Exercise details » Copy every line of the material below word for word.

--- BEGIN Supplied information ---

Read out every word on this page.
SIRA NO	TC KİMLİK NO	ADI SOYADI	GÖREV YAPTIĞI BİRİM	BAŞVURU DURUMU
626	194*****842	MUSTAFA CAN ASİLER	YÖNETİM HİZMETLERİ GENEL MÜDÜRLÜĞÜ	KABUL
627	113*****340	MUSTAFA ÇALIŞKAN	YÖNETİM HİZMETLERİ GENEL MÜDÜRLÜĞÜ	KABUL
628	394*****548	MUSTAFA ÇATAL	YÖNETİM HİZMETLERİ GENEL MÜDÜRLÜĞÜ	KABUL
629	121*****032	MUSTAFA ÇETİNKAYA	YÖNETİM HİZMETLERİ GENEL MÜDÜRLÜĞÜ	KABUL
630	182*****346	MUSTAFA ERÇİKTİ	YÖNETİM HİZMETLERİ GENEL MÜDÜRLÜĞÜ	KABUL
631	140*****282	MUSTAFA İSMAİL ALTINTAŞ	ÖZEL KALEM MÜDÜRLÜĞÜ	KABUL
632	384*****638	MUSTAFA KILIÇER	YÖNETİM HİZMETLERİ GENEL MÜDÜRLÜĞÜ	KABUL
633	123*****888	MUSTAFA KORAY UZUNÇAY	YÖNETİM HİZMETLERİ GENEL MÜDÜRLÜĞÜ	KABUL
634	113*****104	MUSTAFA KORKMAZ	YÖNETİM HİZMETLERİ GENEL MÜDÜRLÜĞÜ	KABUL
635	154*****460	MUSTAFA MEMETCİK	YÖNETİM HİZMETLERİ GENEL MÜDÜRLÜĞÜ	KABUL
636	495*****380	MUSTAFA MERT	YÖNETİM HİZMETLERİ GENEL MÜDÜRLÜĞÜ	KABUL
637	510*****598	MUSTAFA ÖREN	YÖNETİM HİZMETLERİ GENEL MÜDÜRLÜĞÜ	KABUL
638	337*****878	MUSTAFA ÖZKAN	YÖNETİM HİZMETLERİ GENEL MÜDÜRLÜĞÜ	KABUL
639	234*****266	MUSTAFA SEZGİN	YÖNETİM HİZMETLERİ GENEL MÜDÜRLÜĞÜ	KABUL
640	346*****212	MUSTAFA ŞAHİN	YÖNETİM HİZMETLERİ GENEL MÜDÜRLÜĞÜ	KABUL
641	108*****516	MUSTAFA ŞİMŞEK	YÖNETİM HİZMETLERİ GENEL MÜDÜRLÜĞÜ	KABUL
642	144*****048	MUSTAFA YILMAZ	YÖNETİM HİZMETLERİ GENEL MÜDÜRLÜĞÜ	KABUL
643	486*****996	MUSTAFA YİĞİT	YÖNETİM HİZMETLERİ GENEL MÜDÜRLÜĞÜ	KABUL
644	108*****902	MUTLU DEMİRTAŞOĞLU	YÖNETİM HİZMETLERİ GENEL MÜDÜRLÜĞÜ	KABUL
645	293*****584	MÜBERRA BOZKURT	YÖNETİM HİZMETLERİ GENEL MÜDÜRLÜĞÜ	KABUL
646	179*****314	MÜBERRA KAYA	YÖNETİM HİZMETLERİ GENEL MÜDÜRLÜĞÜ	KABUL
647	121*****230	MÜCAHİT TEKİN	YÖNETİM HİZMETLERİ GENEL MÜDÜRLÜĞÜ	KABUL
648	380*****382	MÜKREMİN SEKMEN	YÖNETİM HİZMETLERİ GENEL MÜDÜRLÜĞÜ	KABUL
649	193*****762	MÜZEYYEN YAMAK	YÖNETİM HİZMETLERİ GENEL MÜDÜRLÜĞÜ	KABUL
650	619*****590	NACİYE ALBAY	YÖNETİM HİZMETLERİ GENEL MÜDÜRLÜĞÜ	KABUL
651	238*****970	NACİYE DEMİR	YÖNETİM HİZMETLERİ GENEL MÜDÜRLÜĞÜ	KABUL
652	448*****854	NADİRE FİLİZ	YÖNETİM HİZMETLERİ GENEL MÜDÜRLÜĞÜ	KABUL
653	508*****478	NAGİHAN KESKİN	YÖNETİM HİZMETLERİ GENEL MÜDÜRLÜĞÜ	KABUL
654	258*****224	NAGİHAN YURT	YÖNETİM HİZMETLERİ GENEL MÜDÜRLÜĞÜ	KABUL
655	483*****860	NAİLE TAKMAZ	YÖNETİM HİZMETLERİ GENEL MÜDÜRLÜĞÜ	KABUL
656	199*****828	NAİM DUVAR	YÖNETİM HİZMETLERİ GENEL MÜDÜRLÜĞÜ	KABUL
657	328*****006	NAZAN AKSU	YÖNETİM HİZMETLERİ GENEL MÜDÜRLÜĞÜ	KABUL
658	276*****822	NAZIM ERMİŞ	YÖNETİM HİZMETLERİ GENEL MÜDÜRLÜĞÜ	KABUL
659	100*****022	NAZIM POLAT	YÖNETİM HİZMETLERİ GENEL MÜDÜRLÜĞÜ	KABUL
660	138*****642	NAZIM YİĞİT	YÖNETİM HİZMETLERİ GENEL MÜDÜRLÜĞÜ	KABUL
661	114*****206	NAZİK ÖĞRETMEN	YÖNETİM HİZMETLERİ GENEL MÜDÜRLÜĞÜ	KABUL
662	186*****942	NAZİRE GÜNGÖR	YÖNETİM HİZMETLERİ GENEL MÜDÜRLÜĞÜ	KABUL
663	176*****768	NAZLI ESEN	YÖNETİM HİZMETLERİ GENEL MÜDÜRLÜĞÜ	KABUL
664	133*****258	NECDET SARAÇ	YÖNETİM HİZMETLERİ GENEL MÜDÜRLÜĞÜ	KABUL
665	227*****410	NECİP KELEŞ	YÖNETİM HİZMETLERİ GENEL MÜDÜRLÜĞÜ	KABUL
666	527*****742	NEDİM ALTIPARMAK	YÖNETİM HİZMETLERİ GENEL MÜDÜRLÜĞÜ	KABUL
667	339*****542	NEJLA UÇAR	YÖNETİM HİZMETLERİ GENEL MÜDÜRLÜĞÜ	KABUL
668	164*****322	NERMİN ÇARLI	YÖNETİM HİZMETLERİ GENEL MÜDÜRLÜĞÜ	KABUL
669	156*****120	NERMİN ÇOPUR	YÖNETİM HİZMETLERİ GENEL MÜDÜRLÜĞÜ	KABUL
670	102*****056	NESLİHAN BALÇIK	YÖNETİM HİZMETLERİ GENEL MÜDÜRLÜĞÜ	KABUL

--- END Supplied information ---

Task solution »
Read out every word on this page.
SIRA NO	TC KİMLİK NO	ADI SOYADI	GÖREV YAPTIĞI BİRİM	BAŞVURU DURUMU
626	194*****842	MUSTAFA CAN ASİLER	YÖNETİM HİZMETLERİ GENEL MÜDÜRLÜĞÜ	KABUL
627	113*****340	MUSTAFA ÇALIŞKAN	YÖNETİM HİZMETLERİ GENEL MÜDÜRLÜĞÜ	KABUL
628	394*****548	MUSTAFA ÇATAL	YÖNETİM HİZMETLERİ GENEL MÜDÜRLÜĞÜ	KABUL
629	121*****032	MUSTAFA ÇETİNKAYA	YÖNETİM HİZMETLERİ GENEL MÜDÜRLÜĞÜ	KABUL
630	182*****346	MUSTAFA ERÇİKTİ	YÖNETİM HİZMETLERİ GENEL MÜDÜRLÜĞÜ	KABUL
631	140*****282	MUSTAFA İSMAİL ALTINTAŞ	ÖZEL KALEM MÜDÜRLÜĞÜ	KABUL
632	384*****638	MUSTAFA KILIÇER	YÖNETİM HİZMETLERİ GENEL MÜDÜRLÜĞÜ	KABUL
633	123*****888	MUSTAFA KORAY UZUNÇAY	YÖNETİM HİZMETLERİ GENEL MÜDÜRLÜĞÜ	KABUL
634	113*****104	MUSTAFA KORKMAZ	YÖNETİM HİZMETLERİ GENEL MÜDÜRLÜĞÜ	KABUL
635	154*****460	MUSTAFA MEMETCİK	YÖNETİM HİZMETLERİ GENEL MÜDÜRLÜĞÜ	KABUL
636	495*****380	MUSTAFA MERT	YÖNETİM HİZMETLERİ GENEL MÜDÜRLÜĞÜ	KABUL
637	510*****598	MUSTAFA ÖREN	YÖNETİM HİZMETLERİ GENEL MÜDÜRLÜĞÜ	KABUL
638	337*****878	MUSTAFA ÖZKAN	YÖNETİM HİZMETLERİ GENEL MÜDÜRLÜĞÜ	KABUL
639	234*****266	MUSTAFA SEZGİN	YÖNETİM HİZMETLERİ GENEL MÜDÜRLÜĞÜ	KABUL
640	346*****212	MUSTAFA ŞAHİN	YÖNETİM HİZMETLERİ GENEL MÜDÜRLÜĞÜ	KABUL
641	108*****516	MUSTAFA ŞİMŞEK	YÖNETİM HİZMETLERİ GENEL MÜDÜRLÜĞÜ	KABUL
642	144*****048	MUSTAFA YILMAZ	YÖNETİM HİZMETLERİ GENEL MÜDÜRLÜĞÜ	KABUL
643	486*****996	MUSTAFA YİĞİT	YÖNETİM HİZMETLERİ GENEL MÜDÜRLÜĞÜ	KABUL
644	108*****902	MUTLU DEMİRTAŞOĞLU	YÖNETİM HİZMETLERİ GENEL MÜDÜRLÜĞÜ	KABUL
645	293*****584	MÜBERRA BOZKURT	YÖNETİM HİZMETLERİ GENEL MÜDÜRLÜĞÜ	KABUL
646	179*****314	MÜBERRA KAYA	YÖNETİM HİZMETLERİ GENEL MÜDÜRLÜĞÜ	KABUL
647	121*****230	MÜCAHİT TEKİN	YÖNETİM HİZMETLERİ GENEL MÜDÜRLÜĞÜ	KABUL
648	380*****382	MÜKREMİN SEKMEN	YÖNETİM HİZMETLERİ GENEL MÜDÜRLÜĞÜ	KABUL
649	193*****762	MÜZEYYEN YAMAK	YÖNETİM HİZMETLERİ GENEL MÜDÜRLÜĞÜ	KABUL
650	619*****590	NACİYE ALBAY	YÖNETİM HİZMETLERİ GENEL MÜDÜRLÜĞÜ	KABUL
651	238*****970	NACİYE DEMİR	YÖNETİM HİZMETLERİ GENEL MÜDÜRLÜĞÜ	KABUL
652	448*****854	NADİRE FİLİZ	YÖNETİM HİZMETLERİ GENEL MÜDÜRLÜĞÜ	KABUL
653	508*****478	NAGİHAN KESKİN	YÖNETİM HİZMETLERİ GENEL MÜDÜRLÜĞÜ	KABUL
654	258*****224	NAGİHAN YURT	YÖNETİM HİZMETLERİ GENEL MÜDÜRLÜĞÜ	KABUL
655	483*****860	NAİLE TAKMAZ	YÖNETİM HİZMETLERİ GENEL MÜDÜRLÜĞÜ	KABUL
656	199*****828	NAİM DUVAR	YÖNETİM HİZMETLERİ GENEL MÜDÜRLÜĞÜ	KABUL
657	328*****006	NAZAN AKSU	YÖNETİM HİZMETLERİ GENEL MÜDÜRLÜĞÜ	KABUL
658	276*****822	NAZIM ERMİŞ	YÖNETİM HİZMETLERİ GENEL MÜDÜRLÜĞÜ	KABUL
659	100*****022	NAZIM POLAT	YÖNETİM HİZMETLERİ GENEL MÜDÜRLÜĞÜ	KABUL
660	138*****642	NAZIM YİĞİT	YÖNETİM HİZMETLERİ GENEL MÜDÜRLÜĞÜ	KABUL
661	114*****206	NAZİK ÖĞRETMEN	YÖNETİM HİZMETLERİ GENEL MÜDÜRLÜĞÜ	KABUL
662	186*****942	NAZİRE GÜNGÖR	YÖNETİM HİZMETLERİ GENEL MÜDÜRLÜĞÜ	KABUL
663	176*****768	NAZLI ESEN	YÖNETİM HİZMETLERİ GENEL MÜDÜRLÜĞÜ	KABUL
664	133*****258	NECDET SARAÇ	YÖNETİM HİZMETLERİ GENEL MÜDÜRLÜĞÜ	KABUL
665	227*****410	NECİP KELEŞ	YÖNETİM HİZMETLERİ GENEL MÜDÜRLÜĞÜ	KABUL
666	527*****742	NEDİM ALTIPARMAK	YÖNETİM HİZMETLERİ GENEL MÜDÜRLÜĞÜ	KABUL
667	339*****542	NEJLA UÇAR	YÖNETİM HİZMETLERİ GENEL MÜDÜRLÜĞÜ	KABUL
668	164*****322	NERMİN ÇARLI	YÖNETİM HİZMETLERİ GENEL MÜDÜRLÜĞÜ	KABUL
669	156*****120	NERMİN ÇOPUR	YÖNETİM HİZMETLERİ GENEL MÜDÜRLÜĞÜ	KABUL
670	102*****056	NESLİHAN BALÇIK	YÖNETİM HİZMETLERİ GENEL MÜDÜRLÜĞÜ	KABUL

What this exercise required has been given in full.